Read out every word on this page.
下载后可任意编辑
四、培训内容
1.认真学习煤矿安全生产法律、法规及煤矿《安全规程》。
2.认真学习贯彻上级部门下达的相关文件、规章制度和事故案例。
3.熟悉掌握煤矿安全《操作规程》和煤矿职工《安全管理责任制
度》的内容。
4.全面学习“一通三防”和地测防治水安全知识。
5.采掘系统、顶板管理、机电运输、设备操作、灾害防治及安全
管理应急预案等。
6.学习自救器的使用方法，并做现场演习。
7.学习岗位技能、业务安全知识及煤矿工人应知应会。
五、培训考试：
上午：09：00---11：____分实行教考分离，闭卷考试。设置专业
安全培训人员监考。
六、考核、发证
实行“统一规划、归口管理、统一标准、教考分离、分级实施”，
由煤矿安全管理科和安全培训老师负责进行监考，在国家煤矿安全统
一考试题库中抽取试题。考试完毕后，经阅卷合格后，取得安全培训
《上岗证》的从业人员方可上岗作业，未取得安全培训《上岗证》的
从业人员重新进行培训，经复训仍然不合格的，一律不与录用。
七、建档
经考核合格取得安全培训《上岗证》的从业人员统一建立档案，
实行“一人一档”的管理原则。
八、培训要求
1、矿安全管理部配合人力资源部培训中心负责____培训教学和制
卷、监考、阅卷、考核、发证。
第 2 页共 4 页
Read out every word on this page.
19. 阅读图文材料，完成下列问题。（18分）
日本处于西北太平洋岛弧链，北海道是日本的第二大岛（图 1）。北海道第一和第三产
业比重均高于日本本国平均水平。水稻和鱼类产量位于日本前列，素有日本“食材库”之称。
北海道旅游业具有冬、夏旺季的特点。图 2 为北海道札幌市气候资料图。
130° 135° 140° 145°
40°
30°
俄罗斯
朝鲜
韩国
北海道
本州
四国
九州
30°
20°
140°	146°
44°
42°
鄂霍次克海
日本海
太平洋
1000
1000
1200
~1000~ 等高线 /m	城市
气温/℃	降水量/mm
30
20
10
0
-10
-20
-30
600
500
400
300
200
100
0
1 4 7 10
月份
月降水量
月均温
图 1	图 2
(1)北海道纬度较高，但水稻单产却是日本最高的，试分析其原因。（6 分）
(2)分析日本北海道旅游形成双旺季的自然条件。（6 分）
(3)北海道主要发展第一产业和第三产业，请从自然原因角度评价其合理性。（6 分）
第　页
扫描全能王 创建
::::::
Please reproduce all of the entries exactly as they stand.

### TASK RESPONSE
Read out every word on this page.
下载后可任意编辑
四、培训内容
1.认真学习煤矿安全生产法律、法规及煤矿《安全规程》。
2.认真学习贯彻上级部门下达的相关文件、规章制度和事故案例。
3.熟悉掌握煤矿安全《操作规程》和煤矿职工《安全管理责任制
度》的内容。
4.全面学习“一通三防”和地测防治水安全知识。
5.采掘系统、顶板管理、机电运输、设备操作、灾害防治及安全
管理应急预案等。
6.学习自救器的使用方法，并做现场演习。
7.学习岗位技能、业务安全知识及煤矿工人应知应会。
五、培训考试：
上午：09：00---11：____分实行教考分离，闭卷考试。设置专业
安全培训人员监考。
六、考核、发证
实行“统一规划、归口管理、统一标准、教考分离、分级实施”，
由煤矿安全管理科和安全培训老师负责进行监考，在国家煤矿安全统
一考试题库中抽取试题。考试完毕后，经阅卷合格后，取得安全培训
《上岗证》的从业人员方可上岗作业，未取得安全培训《上岗证》的
从业人员重新进行培训，经复训仍然不合格的，一律不与录用。
七、建档
经考核合格取得安全培训《上岗证》的从业人员统一建立档案，
实行“一人一档”的管理原则。
八、培训要求
1、矿安全管理部配合人力资源部培训中心负责____培训教学和制
卷、监考、阅卷、考核、发证。
第 2 页共 4 页
Read out every word on this page.
19. 阅读图文材料，完成下列问题。（18分）
日本处于西北太平洋岛弧链，北海道是日本的第二大岛（图 1）。北海道第一和第三产
业比重均高于日本本国平均水平。水稻和鱼类产量位于日本前列，素有日本“食材库”之称。
北海道旅游业具有冬、夏旺季的特点。图 2 为北海道札幌市气候资料图。
130° 135° 140° 145°
40°
30°
俄罗斯
朝鲜
韩国
北海道
本州
四国
九州
30°
20°
140°	146°
44°
42°
鄂霍次克海
日本海
太平洋
1000
1000
1200
~1000~ 等高线 /m	城市
气温/℃	降水量/mm
30
20
10
0
-10
-20
-30
600
500
400
300
200
100
0
1 4 7 10
月份
月降水量
月均温
图 1	图 2
(1)北海道纬度较高，但水稻单产却是日本最高的，试分析其原因。（6 分）
(2)分析日本北海道旅游形成双旺季的自然条件。（6 分）
(3)北海道主要发展第一产业和第三产业，请从自然原因角度评价其合理性。（6 分）
第　页
扫描全能王 创建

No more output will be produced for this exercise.